* WHAT YOU ARE ASKED TO DO: Count how many lines of the material hold "Ichimoku". Respond with that number alone.

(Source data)
⁂

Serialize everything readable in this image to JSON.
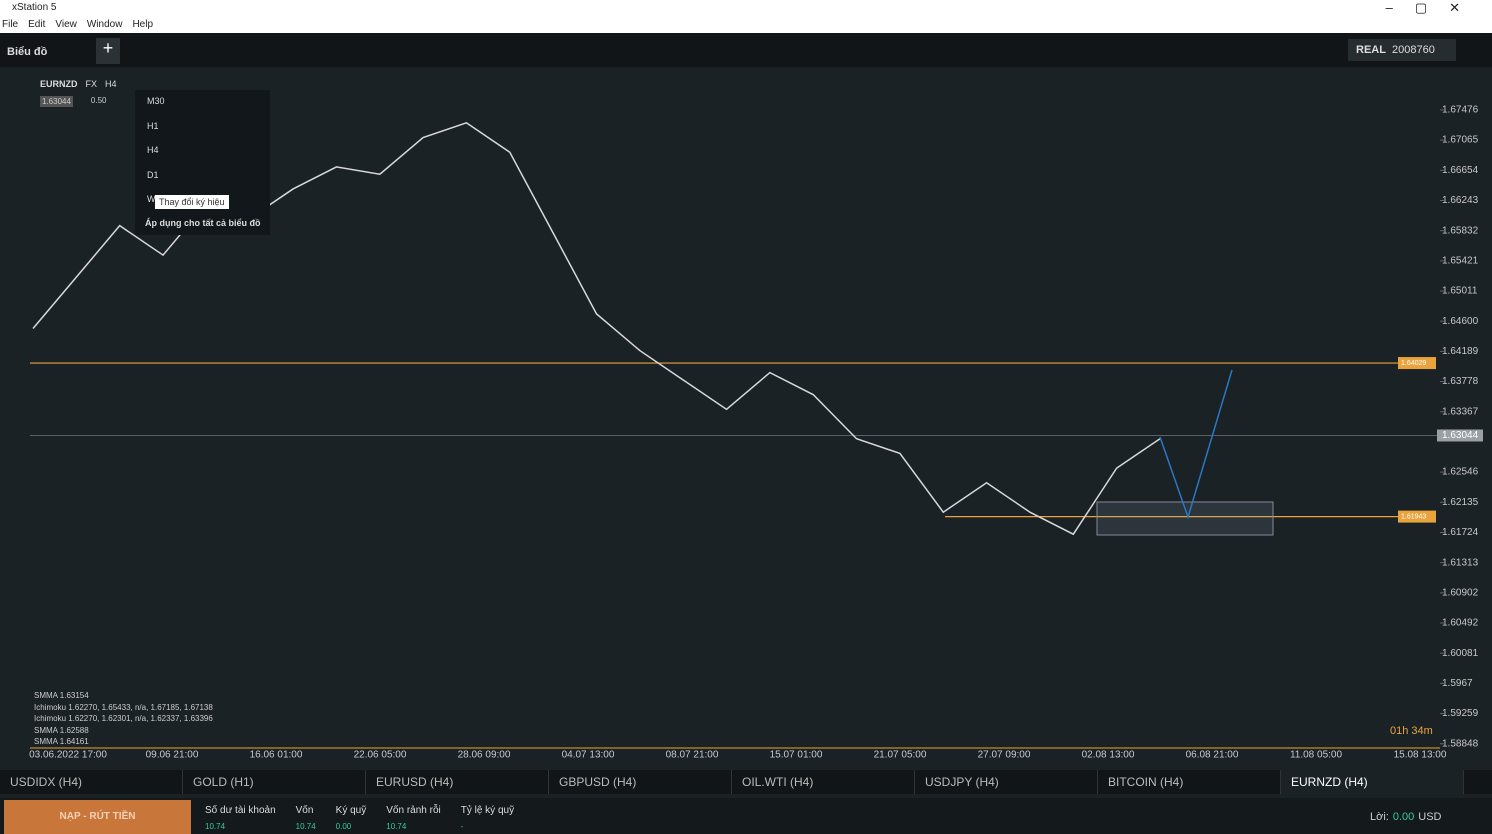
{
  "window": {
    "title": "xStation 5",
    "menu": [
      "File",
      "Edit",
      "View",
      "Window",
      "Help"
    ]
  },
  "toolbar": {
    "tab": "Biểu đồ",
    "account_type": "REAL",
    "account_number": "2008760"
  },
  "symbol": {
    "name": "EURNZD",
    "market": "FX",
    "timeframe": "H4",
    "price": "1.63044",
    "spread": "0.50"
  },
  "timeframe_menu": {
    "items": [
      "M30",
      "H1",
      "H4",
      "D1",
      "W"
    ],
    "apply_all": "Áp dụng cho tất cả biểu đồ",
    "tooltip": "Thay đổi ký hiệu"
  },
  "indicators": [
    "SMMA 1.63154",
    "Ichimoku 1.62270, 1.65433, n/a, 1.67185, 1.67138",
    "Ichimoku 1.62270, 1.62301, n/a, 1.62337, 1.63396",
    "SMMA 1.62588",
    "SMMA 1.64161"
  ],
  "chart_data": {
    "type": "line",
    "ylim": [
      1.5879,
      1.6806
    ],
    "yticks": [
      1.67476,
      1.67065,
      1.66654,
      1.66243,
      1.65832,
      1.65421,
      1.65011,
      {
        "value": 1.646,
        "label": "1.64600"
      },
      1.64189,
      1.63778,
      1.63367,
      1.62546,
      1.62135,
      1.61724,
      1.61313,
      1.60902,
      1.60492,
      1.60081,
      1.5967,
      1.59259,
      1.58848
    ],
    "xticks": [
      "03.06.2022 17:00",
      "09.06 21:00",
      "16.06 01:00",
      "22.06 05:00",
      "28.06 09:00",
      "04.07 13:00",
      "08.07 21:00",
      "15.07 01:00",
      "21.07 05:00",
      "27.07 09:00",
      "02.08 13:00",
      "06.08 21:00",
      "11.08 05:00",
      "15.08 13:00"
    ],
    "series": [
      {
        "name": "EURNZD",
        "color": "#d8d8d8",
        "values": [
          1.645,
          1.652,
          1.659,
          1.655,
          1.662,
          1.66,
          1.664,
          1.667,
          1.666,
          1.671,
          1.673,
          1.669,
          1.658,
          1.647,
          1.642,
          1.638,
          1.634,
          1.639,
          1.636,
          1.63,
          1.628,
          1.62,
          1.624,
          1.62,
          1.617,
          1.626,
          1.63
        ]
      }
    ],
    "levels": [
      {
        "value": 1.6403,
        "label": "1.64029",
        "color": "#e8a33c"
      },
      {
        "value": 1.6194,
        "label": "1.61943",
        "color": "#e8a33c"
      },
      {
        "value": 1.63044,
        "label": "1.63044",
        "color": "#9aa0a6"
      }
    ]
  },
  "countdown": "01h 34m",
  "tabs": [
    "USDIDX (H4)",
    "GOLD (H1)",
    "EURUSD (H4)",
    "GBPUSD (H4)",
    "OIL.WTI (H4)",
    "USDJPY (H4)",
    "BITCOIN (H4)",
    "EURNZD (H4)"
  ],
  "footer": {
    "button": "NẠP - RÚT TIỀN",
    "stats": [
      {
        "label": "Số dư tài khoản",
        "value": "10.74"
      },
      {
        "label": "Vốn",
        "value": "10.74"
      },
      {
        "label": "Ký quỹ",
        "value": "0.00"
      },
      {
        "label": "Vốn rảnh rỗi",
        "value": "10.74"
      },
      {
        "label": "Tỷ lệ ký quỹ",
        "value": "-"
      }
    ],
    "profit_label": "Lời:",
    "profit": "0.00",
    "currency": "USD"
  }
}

⁂

* PROBLEM SOLUTION: 2